Records excerpted from a collection
--------------------
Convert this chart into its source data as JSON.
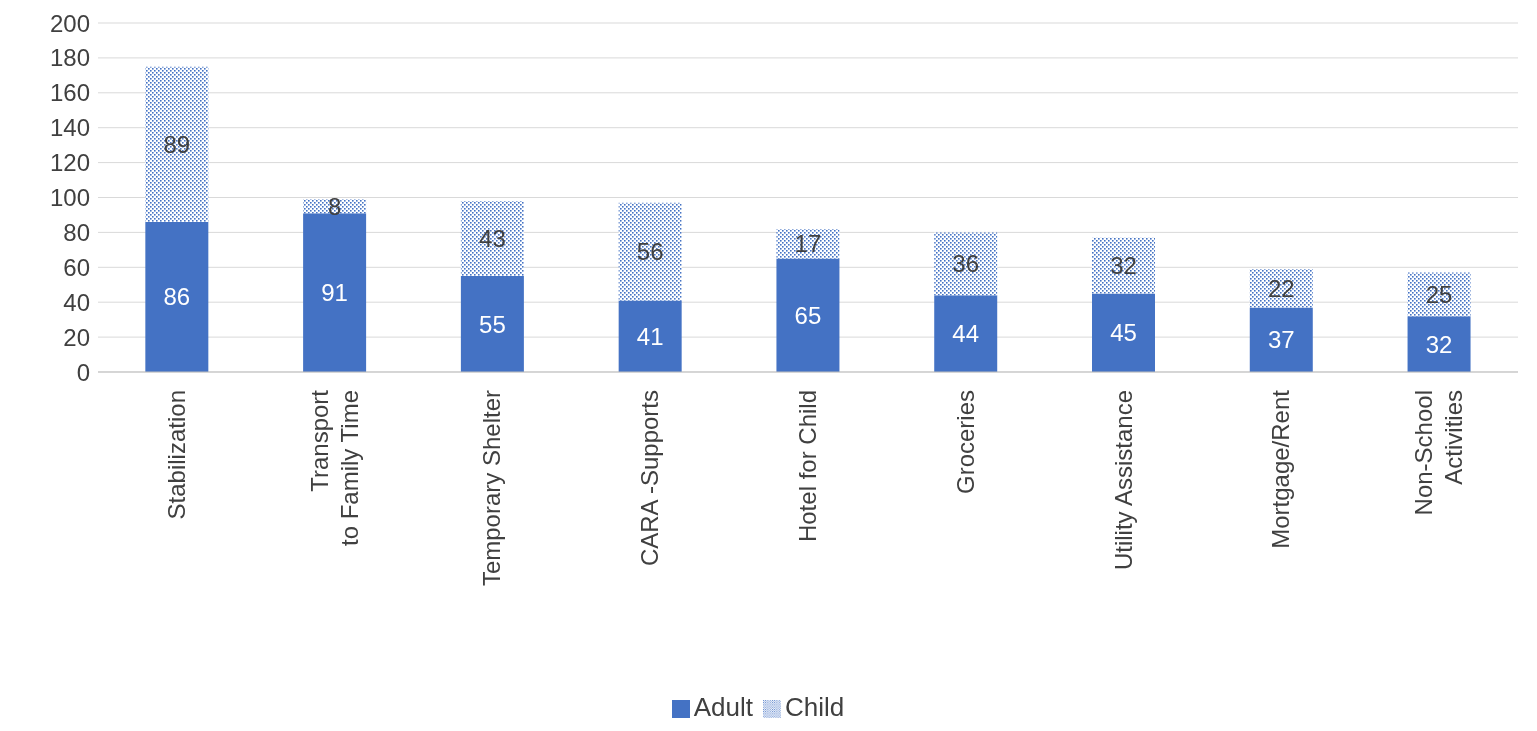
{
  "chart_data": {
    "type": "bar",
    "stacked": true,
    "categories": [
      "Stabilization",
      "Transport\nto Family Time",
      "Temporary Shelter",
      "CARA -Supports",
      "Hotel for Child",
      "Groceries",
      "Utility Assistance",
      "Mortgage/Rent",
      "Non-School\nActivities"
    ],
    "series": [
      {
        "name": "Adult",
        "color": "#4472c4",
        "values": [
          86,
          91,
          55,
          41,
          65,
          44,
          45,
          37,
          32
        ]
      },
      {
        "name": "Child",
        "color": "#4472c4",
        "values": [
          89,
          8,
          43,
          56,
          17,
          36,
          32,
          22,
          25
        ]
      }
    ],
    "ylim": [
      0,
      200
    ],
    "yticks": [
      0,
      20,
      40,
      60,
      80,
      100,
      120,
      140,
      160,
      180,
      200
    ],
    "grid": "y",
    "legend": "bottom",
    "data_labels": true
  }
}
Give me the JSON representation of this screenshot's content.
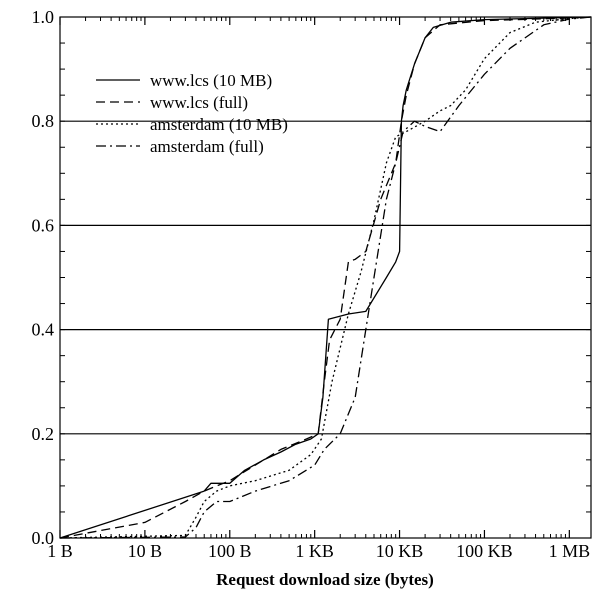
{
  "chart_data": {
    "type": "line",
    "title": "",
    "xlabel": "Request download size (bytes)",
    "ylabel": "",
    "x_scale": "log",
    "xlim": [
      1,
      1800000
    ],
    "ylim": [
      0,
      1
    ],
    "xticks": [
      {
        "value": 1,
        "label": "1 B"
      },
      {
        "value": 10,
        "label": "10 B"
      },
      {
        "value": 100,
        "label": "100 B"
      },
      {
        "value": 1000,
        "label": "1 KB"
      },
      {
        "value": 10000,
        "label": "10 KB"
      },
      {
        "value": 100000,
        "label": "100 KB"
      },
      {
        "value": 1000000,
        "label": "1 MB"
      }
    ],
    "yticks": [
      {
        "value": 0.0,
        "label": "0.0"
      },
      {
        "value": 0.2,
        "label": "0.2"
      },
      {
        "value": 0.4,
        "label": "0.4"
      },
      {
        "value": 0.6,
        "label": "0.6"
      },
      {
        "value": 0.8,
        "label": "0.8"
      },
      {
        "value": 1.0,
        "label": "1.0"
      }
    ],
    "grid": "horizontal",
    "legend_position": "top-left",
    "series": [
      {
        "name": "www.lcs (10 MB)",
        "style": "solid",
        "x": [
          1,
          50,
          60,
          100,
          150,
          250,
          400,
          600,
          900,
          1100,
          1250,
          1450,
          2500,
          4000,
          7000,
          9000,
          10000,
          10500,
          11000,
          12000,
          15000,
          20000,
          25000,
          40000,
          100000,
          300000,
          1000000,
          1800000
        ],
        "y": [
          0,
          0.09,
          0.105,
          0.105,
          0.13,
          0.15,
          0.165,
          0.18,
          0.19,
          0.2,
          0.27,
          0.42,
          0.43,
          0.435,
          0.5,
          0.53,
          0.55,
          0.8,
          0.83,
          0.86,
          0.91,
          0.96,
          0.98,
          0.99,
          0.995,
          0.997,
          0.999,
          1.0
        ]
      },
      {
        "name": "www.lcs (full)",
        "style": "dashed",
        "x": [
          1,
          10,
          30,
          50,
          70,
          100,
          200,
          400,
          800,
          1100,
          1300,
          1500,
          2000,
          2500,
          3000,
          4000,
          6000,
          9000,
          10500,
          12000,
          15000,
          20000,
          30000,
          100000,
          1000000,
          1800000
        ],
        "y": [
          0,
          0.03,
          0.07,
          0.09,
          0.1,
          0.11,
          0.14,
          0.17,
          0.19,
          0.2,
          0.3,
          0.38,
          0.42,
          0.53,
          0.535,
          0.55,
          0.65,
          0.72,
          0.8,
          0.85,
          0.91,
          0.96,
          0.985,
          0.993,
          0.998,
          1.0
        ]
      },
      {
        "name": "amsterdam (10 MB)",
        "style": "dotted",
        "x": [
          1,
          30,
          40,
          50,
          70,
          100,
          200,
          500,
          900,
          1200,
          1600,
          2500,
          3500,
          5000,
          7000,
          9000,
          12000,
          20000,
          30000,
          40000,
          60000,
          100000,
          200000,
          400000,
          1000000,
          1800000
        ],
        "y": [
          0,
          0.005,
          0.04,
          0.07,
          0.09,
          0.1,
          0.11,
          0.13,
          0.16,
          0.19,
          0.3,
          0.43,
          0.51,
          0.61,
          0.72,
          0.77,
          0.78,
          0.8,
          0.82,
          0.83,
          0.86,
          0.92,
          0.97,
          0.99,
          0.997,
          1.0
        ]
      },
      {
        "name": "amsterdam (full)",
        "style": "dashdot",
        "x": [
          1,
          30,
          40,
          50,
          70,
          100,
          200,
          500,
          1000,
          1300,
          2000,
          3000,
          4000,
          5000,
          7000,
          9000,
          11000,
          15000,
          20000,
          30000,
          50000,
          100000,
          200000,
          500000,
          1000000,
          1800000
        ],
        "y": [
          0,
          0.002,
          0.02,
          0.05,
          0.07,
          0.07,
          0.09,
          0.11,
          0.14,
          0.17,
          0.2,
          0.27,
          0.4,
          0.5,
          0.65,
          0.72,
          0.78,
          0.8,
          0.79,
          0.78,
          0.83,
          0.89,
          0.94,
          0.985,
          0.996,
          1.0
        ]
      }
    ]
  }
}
--------------------
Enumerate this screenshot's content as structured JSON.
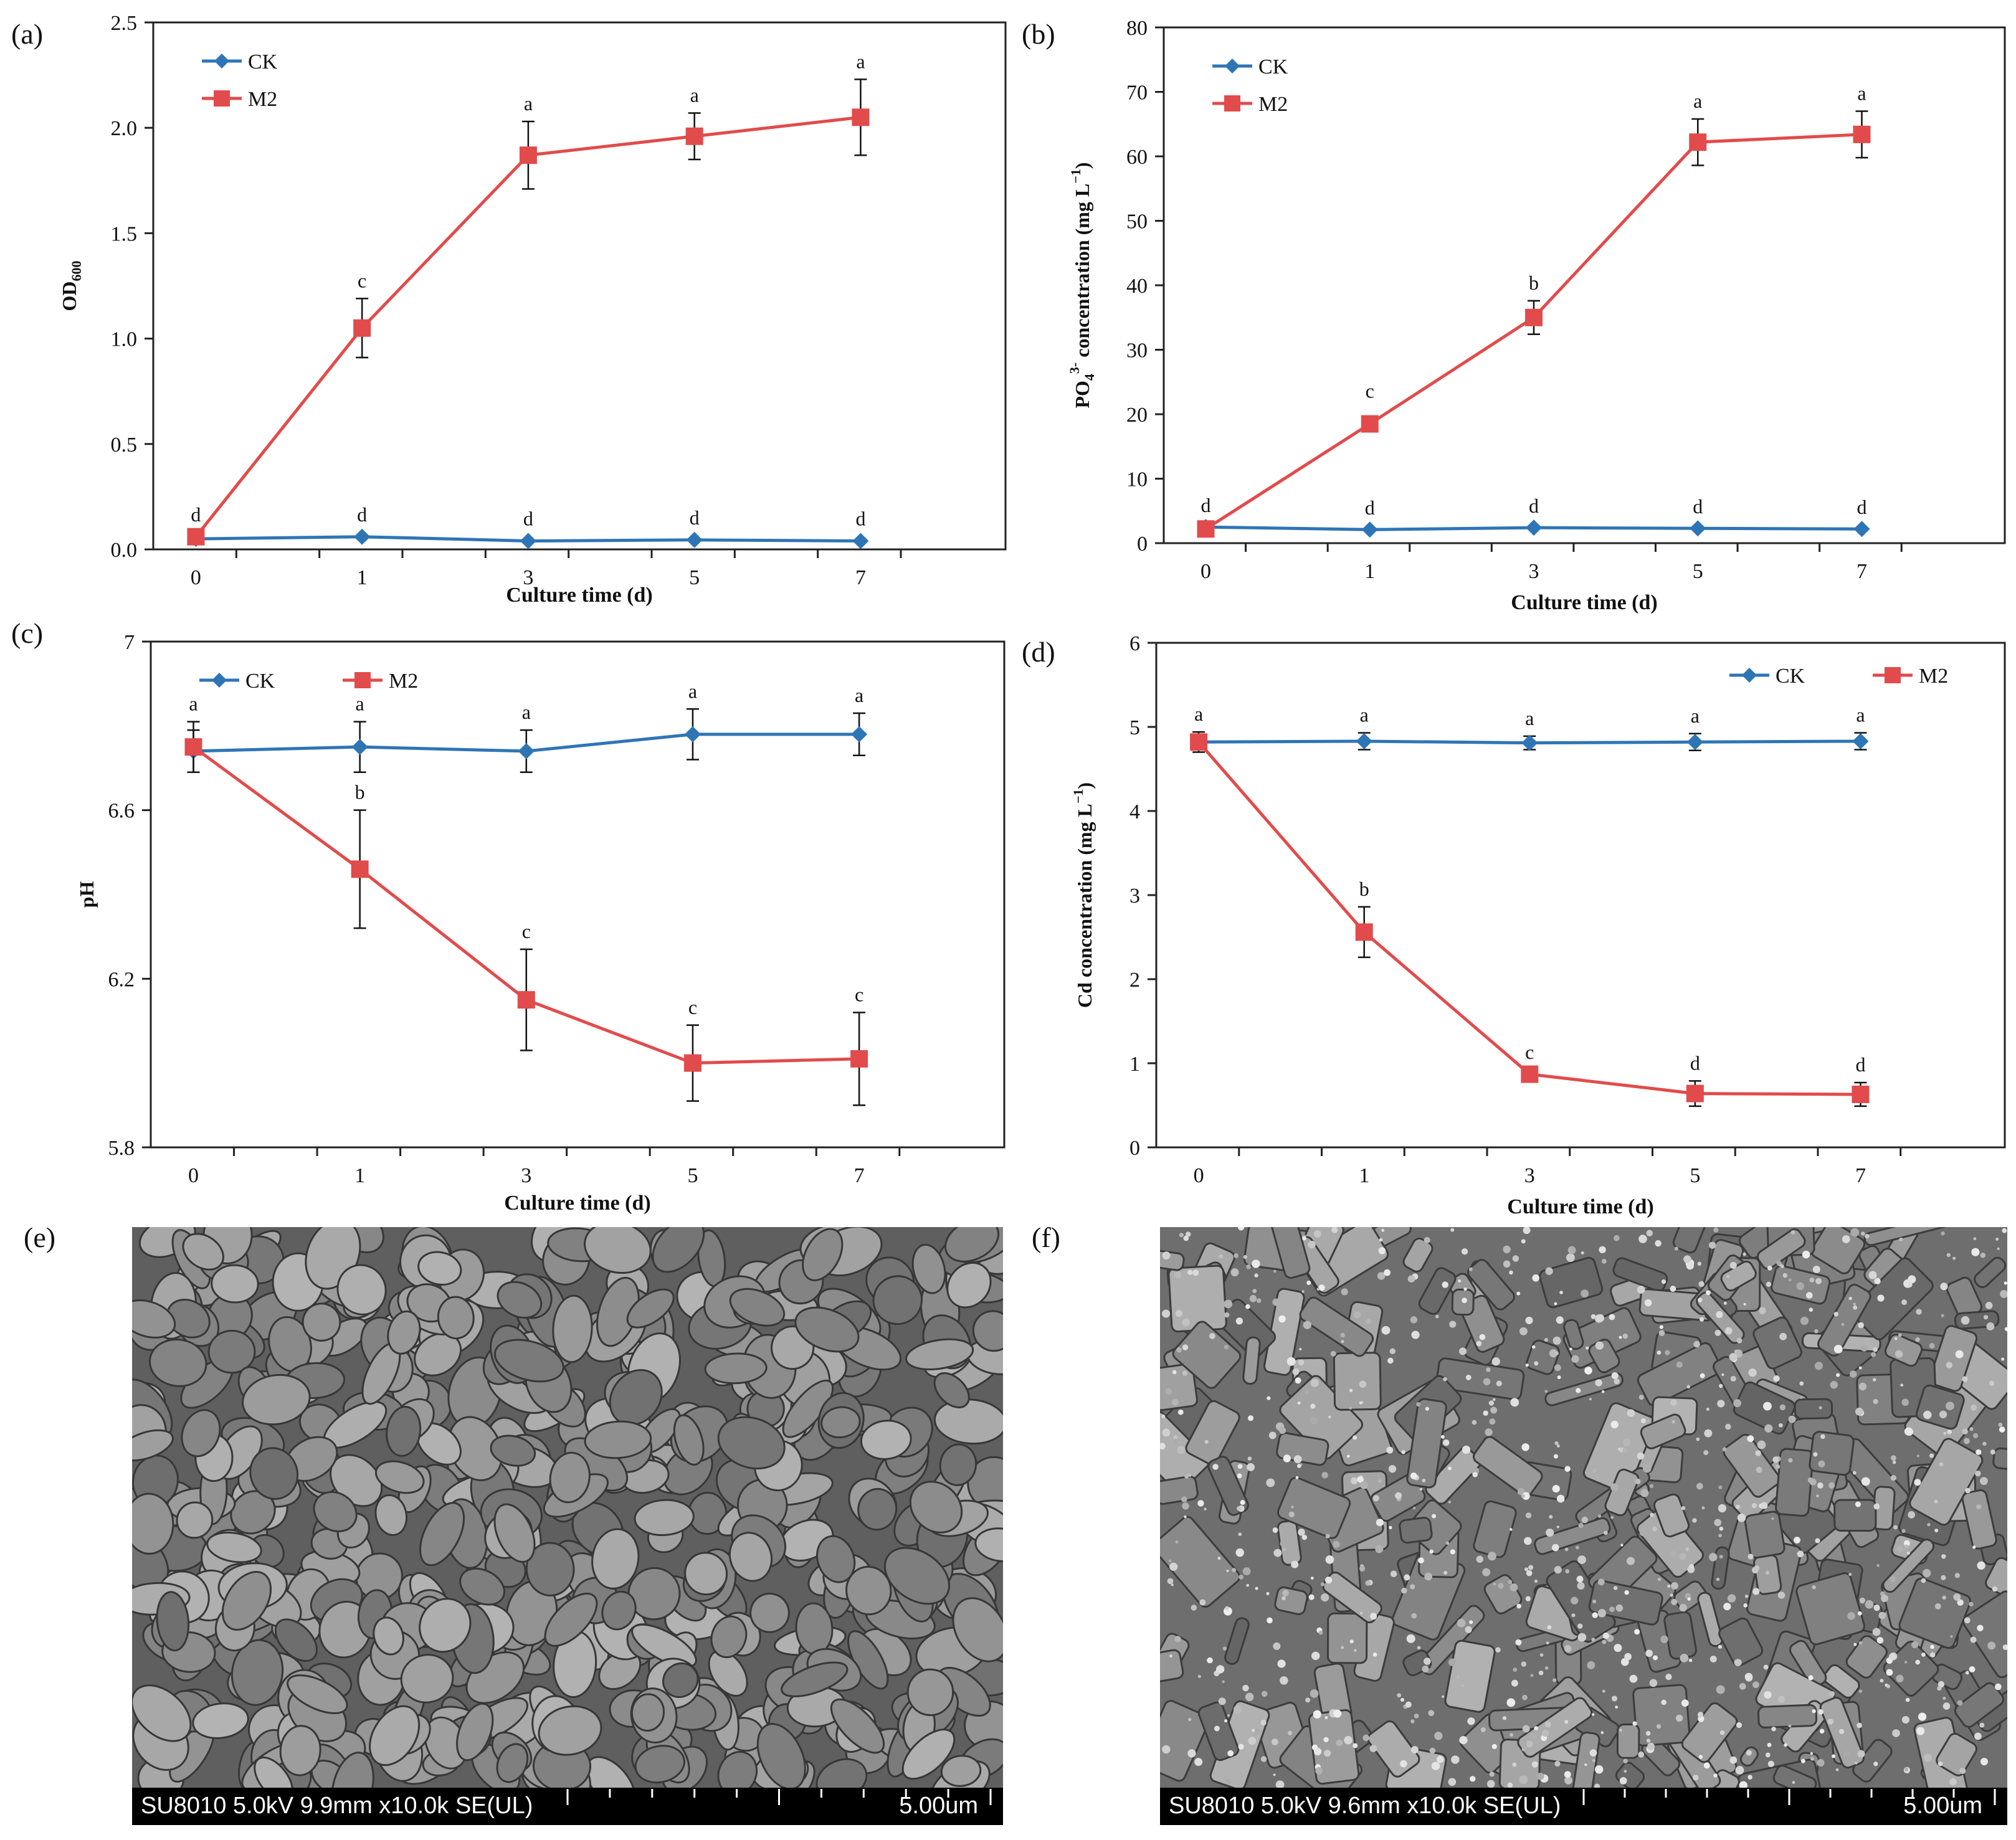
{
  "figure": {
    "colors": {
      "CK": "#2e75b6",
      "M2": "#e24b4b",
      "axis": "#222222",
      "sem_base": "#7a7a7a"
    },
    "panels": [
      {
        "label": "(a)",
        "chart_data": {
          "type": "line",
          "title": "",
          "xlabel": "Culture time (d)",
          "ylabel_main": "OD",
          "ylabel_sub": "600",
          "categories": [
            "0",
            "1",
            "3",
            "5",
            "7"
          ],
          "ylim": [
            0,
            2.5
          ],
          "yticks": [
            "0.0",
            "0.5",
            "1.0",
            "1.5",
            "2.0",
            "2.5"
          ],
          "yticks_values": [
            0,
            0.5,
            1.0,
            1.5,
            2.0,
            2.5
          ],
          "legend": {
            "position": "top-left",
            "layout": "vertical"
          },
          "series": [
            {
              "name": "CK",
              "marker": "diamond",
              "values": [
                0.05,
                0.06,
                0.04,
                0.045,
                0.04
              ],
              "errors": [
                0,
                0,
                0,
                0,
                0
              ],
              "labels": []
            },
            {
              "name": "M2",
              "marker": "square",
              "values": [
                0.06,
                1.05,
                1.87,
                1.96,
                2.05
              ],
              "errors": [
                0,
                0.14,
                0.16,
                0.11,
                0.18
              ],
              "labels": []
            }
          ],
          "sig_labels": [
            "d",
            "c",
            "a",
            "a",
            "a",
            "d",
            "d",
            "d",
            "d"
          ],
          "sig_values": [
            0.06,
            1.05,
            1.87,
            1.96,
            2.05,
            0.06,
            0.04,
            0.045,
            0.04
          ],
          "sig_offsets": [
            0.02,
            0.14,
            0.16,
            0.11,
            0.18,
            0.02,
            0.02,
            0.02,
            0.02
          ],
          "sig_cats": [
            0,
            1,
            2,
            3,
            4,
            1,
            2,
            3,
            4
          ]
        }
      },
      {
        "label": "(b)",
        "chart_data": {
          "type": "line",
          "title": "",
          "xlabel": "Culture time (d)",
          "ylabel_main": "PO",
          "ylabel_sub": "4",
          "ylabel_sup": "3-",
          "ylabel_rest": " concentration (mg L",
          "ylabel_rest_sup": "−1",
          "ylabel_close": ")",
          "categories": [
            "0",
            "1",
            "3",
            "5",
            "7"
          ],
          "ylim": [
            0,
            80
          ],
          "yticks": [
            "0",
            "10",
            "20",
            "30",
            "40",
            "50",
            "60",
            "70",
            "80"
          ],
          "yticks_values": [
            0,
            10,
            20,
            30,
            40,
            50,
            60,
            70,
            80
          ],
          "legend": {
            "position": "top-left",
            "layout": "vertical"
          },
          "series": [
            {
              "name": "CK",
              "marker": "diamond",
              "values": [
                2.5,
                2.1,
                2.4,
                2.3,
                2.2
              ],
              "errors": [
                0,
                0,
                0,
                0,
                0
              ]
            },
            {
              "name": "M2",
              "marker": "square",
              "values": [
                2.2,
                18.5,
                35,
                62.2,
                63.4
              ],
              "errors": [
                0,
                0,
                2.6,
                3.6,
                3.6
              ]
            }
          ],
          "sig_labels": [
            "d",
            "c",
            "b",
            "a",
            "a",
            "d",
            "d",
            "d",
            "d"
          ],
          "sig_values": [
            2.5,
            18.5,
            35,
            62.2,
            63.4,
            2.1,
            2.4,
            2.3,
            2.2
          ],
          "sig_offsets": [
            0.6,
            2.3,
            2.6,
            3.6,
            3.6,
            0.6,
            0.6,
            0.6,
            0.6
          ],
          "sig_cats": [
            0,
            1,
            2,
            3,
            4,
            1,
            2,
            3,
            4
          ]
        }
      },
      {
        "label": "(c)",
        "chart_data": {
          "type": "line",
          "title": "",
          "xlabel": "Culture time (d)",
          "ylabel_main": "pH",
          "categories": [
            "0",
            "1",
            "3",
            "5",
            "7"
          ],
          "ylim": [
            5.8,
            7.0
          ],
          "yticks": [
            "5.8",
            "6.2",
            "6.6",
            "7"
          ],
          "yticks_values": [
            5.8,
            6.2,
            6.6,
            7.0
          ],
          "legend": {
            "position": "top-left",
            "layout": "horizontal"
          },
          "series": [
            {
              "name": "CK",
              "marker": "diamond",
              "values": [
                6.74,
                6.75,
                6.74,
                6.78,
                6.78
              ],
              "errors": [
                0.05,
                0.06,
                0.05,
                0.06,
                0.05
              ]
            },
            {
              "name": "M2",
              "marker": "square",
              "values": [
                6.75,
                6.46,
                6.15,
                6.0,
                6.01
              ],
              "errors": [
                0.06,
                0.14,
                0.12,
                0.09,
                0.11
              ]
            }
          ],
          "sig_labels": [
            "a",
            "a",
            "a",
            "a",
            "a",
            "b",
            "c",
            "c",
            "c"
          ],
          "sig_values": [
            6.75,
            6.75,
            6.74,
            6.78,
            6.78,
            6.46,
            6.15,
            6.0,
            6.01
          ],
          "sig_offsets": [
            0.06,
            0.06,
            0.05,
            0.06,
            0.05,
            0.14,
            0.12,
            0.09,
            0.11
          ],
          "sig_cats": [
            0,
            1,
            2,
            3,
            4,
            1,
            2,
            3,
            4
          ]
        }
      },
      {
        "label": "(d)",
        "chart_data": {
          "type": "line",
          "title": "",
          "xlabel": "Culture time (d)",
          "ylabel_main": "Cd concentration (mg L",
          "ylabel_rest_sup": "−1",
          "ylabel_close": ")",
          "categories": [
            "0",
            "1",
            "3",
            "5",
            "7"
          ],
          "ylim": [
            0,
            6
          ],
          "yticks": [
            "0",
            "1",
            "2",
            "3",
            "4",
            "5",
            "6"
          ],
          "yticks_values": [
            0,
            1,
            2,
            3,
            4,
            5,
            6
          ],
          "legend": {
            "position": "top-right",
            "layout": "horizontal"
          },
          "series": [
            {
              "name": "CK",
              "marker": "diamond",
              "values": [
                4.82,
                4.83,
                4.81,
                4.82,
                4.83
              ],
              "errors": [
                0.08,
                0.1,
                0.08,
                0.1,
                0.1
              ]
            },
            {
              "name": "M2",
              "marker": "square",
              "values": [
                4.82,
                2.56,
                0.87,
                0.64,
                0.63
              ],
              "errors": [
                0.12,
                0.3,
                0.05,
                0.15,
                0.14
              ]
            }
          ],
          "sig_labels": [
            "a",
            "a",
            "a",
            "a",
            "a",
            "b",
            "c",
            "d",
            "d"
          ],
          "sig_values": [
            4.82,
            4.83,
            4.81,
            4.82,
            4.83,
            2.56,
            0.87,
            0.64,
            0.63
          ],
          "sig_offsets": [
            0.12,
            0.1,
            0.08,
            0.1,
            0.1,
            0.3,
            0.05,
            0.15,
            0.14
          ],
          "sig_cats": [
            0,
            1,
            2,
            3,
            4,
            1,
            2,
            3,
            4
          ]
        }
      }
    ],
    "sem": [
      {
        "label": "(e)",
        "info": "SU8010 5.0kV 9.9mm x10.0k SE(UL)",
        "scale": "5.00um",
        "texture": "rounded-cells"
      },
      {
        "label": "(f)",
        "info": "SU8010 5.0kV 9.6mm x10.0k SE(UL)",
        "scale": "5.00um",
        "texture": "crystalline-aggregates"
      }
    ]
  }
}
--------------------
## DIRECTIONS
Copy all lines in the listing above where the string "screenshot" appears.

## EXERCISE ANSWER
Give me the JSON representation of this screenshot's content.
Enumerate this screenshot's content as structured JSON.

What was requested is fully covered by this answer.